PROBLEM TO WORK ON -
Transcribe every line of the listing below without any deviation.

──────── LISTED ENTRIES

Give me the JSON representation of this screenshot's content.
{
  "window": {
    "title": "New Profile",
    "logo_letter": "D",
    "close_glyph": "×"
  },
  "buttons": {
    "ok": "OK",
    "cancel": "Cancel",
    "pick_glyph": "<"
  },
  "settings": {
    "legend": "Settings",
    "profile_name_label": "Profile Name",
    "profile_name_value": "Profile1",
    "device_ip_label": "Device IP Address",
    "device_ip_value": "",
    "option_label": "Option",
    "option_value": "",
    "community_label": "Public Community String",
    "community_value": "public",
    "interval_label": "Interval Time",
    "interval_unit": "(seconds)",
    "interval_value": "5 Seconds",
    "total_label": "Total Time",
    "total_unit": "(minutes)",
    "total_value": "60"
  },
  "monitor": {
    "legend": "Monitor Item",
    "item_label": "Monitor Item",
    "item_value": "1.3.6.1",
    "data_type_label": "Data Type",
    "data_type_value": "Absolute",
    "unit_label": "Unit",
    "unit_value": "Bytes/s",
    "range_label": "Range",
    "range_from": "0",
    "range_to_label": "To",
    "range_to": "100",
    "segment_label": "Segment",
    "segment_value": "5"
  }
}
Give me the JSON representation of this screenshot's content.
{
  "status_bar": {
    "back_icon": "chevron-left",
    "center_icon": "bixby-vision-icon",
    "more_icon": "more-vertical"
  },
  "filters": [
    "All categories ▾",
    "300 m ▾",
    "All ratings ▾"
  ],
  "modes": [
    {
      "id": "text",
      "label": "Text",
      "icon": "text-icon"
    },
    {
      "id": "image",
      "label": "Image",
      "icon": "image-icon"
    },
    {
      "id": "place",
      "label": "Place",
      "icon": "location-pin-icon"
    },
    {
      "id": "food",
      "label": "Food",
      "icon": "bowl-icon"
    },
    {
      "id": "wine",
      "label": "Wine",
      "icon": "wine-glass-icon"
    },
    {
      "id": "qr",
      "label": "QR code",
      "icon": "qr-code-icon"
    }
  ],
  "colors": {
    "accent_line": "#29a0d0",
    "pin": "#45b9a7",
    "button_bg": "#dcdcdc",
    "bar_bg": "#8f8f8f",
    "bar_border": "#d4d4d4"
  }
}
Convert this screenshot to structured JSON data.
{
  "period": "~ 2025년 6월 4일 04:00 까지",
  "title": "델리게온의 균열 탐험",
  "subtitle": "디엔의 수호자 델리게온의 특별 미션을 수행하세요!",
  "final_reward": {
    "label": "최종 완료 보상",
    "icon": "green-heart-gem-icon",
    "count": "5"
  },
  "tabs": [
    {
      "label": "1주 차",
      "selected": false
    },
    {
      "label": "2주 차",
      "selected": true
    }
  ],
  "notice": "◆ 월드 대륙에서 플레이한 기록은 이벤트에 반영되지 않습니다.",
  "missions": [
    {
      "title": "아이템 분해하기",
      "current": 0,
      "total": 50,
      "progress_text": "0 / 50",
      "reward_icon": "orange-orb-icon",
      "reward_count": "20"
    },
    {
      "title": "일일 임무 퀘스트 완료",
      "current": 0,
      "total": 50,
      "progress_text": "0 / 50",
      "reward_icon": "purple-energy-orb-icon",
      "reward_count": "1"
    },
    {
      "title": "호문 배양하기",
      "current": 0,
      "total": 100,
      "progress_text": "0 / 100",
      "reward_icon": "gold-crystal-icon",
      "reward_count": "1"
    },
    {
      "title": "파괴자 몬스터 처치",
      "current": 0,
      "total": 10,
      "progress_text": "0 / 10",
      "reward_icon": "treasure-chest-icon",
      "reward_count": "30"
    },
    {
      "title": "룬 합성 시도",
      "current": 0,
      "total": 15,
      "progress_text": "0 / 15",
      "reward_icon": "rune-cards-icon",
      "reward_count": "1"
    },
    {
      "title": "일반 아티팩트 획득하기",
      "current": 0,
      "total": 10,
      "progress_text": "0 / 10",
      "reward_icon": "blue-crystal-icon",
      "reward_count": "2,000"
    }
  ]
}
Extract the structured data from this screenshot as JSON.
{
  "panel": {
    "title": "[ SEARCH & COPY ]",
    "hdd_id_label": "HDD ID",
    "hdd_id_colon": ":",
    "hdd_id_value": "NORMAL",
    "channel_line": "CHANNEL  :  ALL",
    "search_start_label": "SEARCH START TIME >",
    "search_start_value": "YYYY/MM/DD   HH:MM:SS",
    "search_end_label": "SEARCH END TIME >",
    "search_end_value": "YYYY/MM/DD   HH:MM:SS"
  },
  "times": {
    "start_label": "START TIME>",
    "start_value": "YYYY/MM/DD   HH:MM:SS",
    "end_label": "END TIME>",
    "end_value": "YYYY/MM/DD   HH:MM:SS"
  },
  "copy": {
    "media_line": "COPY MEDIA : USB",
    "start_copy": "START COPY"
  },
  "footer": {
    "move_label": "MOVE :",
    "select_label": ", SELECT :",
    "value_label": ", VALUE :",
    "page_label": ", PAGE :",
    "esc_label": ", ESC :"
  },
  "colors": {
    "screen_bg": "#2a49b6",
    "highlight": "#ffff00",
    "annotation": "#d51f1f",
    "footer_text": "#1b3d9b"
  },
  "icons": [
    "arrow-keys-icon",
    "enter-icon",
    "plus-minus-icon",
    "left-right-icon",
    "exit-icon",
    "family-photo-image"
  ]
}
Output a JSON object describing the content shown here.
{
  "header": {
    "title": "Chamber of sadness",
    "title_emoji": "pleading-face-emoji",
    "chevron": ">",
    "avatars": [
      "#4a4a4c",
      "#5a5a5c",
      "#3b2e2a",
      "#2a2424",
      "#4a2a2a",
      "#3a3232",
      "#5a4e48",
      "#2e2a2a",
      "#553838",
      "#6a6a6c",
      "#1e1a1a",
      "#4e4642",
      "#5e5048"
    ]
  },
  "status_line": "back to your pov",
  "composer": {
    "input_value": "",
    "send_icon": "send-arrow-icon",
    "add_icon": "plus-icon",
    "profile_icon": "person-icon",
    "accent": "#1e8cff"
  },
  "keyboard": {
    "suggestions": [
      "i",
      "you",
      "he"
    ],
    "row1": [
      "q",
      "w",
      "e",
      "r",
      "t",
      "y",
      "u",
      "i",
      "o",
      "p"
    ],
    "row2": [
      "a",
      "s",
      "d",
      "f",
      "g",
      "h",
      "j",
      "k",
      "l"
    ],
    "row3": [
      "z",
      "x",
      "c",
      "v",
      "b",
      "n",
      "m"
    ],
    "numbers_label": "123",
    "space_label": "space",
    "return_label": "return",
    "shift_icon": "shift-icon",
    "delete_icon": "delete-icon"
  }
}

────────────────

RESPONSE -
Give me the JSON representation of this screenshot's content.
{
  "window": {
    "title": "New Profile",
    "logo_letter": "D",
    "close_glyph": "×"
  },
  "buttons": {
    "ok": "OK",
    "cancel": "Cancel",
    "pick_glyph": "<"
  },
  "settings": {
    "legend": "Settings",
    "profile_name_label": "Profile Name",
    "profile_name_value": "Profile1",
    "device_ip_label": "Device IP Address",
    "device_ip_value": "",
    "option_label": "Option",
    "option_value": "",
    "community_label": "Public Community String",
    "community_value": "public",
    "interval_label": "Interval Time",
    "interval_unit": "(seconds)",
    "interval_value": "5 Seconds",
    "total_label": "Total Time",
    "total_unit": "(minutes)",
    "total_value": "60"
  },
  "monitor": {
    "legend": "Monitor Item",
    "item_label": "Monitor Item",
    "item_value": "1.3.6.1",
    "data_type_label": "Data Type",
    "data_type_value": "Absolute",
    "unit_label": "Unit",
    "unit_value": "Bytes/s",
    "range_label": "Range",
    "range_from": "0",
    "range_to_label": "To",
    "range_to": "100",
    "segment_label": "Segment",
    "segment_value": "5"
  }
}
Give me the JSON representation of this screenshot's content.
{
  "status_bar": {
    "back_icon": "chevron-left",
    "center_icon": "bixby-vision-icon",
    "more_icon": "more-vertical"
  },
  "filters": [
    "All categories ▾",
    "300 m ▾",
    "All ratings ▾"
  ],
  "modes": [
    {
      "id": "text",
      "label": "Text",
      "icon": "text-icon"
    },
    {
      "id": "image",
      "label": "Image",
      "icon": "image-icon"
    },
    {
      "id": "place",
      "label": "Place",
      "icon": "location-pin-icon"
    },
    {
      "id": "food",
      "label": "Food",
      "icon": "bowl-icon"
    },
    {
      "id": "wine",
      "label": "Wine",
      "icon": "wine-glass-icon"
    },
    {
      "id": "qr",
      "label": "QR code",
      "icon": "qr-code-icon"
    }
  ],
  "colors": {
    "accent_line": "#29a0d0",
    "pin": "#45b9a7",
    "button_bg": "#dcdcdc",
    "bar_bg": "#8f8f8f",
    "bar_border": "#d4d4d4"
  }
}
Convert this screenshot to structured JSON data.
{
  "period": "~ 2025년 6월 4일 04:00 까지",
  "title": "델리게온의 균열 탐험",
  "subtitle": "디엔의 수호자 델리게온의 특별 미션을 수행하세요!",
  "final_reward": {
    "label": "최종 완료 보상",
    "icon": "green-heart-gem-icon",
    "count": "5"
  },
  "tabs": [
    {
      "label": "1주 차",
      "selected": false
    },
    {
      "label": "2주 차",
      "selected": true
    }
  ],
  "notice": "◆ 월드 대륙에서 플레이한 기록은 이벤트에 반영되지 않습니다.",
  "missions": [
    {
      "title": "아이템 분해하기",
      "current": 0,
      "total": 50,
      "progress_text": "0 / 50",
      "reward_icon": "orange-orb-icon",
      "reward_count": "20"
    },
    {
      "title": "일일 임무 퀘스트 완료",
      "current": 0,
      "total": 50,
      "progress_text": "0 / 50",
      "reward_icon": "purple-energy-orb-icon",
      "reward_count": "1"
    },
    {
      "title": "호문 배양하기",
      "current": 0,
      "total": 100,
      "progress_text": "0 / 100",
      "reward_icon": "gold-crystal-icon",
      "reward_count": "1"
    },
    {
      "title": "파괴자 몬스터 처치",
      "current": 0,
      "total": 10,
      "progress_text": "0 / 10",
      "reward_icon": "treasure-chest-icon",
      "reward_count": "30"
    },
    {
      "title": "룬 합성 시도",
      "current": 0,
      "total": 15,
      "progress_text": "0 / 15",
      "reward_icon": "rune-cards-icon",
      "reward_count": "1"
    },
    {
      "title": "일반 아티팩트 획득하기",
      "current": 0,
      "total": 10,
      "progress_text": "0 / 10",
      "reward_icon": "blue-crystal-icon",
      "reward_count": "2,000"
    }
  ]
}
Extract the structured data from this screenshot as JSON.
{
  "panel": {
    "title": "[ SEARCH & COPY ]",
    "hdd_id_label": "HDD ID",
    "hdd_id_colon": ":",
    "hdd_id_value": "NORMAL",
    "channel_line": "CHANNEL  :  ALL",
    "search_start_label": "SEARCH START TIME >",
    "search_start_value": "YYYY/MM/DD   HH:MM:SS",
    "search_end_label": "SEARCH END TIME >",
    "search_end_value": "YYYY/MM/DD   HH:MM:SS"
  },
  "times": {
    "start_label": "START TIME>",
    "start_value": "YYYY/MM/DD   HH:MM:SS",
    "end_label": "END TIME>",
    "end_value": "YYYY/MM/DD   HH:MM:SS"
  },
  "copy": {
    "media_line": "COPY MEDIA : USB",
    "start_copy": "START COPY"
  },
  "footer": {
    "move_label": "MOVE :",
    "select_label": ", SELECT :",
    "value_label": ", VALUE :",
    "page_label": ", PAGE :",
    "esc_label": ", ESC :"
  },
  "colors": {
    "screen_bg": "#2a49b6",
    "highlight": "#ffff00",
    "annotation": "#d51f1f",
    "footer_text": "#1b3d9b"
  },
  "icons": [
    "arrow-keys-icon",
    "enter-icon",
    "plus-minus-icon",
    "left-right-icon",
    "exit-icon",
    "family-photo-image"
  ]
}
Output a JSON object describing the content shown here.
{
  "header": {
    "title": "Chamber of sadness",
    "title_emoji": "pleading-face-emoji",
    "chevron": ">",
    "avatars": [
      "#4a4a4c",
      "#5a5a5c",
      "#3b2e2a",
      "#2a2424",
      "#4a2a2a",
      "#3a3232",
      "#5a4e48",
      "#2e2a2a",
      "#553838",
      "#6a6a6c",
      "#1e1a1a",
      "#4e4642",
      "#5e5048"
    ]
  },
  "status_line": "back to your pov",
  "composer": {
    "input_value": "",
    "send_icon": "send-arrow-icon",
    "add_icon": "plus-icon",
    "profile_icon": "person-icon",
    "accent": "#1e8cff"
  },
  "keyboard": {
    "suggestions": [
      "i",
      "you",
      "he"
    ],
    "row1": [
      "q",
      "w",
      "e",
      "r",
      "t",
      "y",
      "u",
      "i",
      "o",
      "p"
    ],
    "row2": [
      "a",
      "s",
      "d",
      "f",
      "g",
      "h",
      "j",
      "k",
      "l"
    ],
    "row3": [
      "z",
      "x",
      "c",
      "v",
      "b",
      "n",
      "m"
    ],
    "numbers_label": "123",
    "space_label": "space",
    "return_label": "return",
    "shift_icon": "shift-icon",
    "delete_icon": "delete-icon"
  }
}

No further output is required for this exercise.